**YOUR TASK:** Spot every line with the word "Выбрать" and return it.

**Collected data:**
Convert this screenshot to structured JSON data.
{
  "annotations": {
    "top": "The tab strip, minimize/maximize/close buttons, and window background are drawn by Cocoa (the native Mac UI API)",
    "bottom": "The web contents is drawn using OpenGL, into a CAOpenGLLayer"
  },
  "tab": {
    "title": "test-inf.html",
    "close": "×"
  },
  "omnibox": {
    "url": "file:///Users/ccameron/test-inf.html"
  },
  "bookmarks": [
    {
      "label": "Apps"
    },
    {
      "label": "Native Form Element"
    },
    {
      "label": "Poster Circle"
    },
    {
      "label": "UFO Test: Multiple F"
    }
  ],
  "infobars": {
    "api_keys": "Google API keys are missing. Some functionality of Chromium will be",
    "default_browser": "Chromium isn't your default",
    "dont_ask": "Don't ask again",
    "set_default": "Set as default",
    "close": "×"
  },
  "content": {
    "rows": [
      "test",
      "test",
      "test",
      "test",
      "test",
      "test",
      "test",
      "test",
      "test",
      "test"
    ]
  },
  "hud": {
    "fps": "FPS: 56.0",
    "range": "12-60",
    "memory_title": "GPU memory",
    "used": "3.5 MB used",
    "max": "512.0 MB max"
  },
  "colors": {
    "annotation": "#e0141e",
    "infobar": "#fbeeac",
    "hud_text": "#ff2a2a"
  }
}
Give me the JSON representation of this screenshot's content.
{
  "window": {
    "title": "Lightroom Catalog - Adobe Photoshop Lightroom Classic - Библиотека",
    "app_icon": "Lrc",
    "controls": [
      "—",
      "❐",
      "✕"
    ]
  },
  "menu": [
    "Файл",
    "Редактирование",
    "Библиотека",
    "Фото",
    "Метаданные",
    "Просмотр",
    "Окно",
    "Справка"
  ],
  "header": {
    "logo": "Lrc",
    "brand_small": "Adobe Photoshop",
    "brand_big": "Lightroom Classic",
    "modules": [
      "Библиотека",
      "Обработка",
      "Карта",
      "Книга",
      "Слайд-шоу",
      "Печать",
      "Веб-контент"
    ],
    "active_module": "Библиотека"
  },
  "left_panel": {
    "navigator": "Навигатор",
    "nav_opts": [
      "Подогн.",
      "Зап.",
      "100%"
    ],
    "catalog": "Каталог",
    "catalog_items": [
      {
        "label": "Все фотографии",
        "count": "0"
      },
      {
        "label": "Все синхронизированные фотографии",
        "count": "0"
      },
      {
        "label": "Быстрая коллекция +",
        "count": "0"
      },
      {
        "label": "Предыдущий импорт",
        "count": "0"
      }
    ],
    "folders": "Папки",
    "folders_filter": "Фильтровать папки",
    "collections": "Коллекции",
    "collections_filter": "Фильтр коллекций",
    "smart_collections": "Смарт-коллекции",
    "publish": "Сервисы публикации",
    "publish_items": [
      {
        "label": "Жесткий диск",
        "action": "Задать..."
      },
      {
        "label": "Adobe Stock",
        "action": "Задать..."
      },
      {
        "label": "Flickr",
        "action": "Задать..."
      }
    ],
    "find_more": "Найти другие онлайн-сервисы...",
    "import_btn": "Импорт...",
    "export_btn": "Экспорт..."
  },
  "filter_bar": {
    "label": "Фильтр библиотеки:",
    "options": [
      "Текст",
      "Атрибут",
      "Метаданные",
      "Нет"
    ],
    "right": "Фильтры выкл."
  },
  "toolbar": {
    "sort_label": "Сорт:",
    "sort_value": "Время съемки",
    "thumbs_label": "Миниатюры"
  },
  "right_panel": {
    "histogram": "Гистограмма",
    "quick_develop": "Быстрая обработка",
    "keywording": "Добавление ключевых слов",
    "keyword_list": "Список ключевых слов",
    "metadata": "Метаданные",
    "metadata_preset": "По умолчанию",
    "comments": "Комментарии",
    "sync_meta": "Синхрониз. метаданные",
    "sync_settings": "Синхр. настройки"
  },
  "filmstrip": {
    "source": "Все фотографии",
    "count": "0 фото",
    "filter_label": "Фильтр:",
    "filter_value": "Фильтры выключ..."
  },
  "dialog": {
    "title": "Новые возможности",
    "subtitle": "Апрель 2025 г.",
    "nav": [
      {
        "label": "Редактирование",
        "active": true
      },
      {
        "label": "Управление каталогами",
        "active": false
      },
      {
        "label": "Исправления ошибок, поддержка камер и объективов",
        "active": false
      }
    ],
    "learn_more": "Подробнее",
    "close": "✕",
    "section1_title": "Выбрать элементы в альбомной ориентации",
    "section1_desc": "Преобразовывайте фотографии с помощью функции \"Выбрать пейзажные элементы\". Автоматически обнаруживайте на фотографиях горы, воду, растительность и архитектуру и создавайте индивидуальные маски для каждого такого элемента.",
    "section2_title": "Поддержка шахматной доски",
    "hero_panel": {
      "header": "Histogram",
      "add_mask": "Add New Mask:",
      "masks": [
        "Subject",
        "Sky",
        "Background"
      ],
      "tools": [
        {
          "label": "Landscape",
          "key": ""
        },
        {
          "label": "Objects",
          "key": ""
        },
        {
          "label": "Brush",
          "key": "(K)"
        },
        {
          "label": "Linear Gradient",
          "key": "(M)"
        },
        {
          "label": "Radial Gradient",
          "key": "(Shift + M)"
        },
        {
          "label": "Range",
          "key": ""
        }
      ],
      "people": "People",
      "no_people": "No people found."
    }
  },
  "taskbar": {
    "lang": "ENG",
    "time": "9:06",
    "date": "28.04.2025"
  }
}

**TASK OUTPUT:**
    "section1_title": "Выбрать элементы в альбомной ориентации",
    "section1_desc": "Преобразовывайте фотографии с помощью функции \"Выбрать пейзажные элементы\". Автоматически обнаруживайте на фотографиях горы, воду, растительность и архитектуру и создавайте индивидуальные маски для каждого такого элемента.",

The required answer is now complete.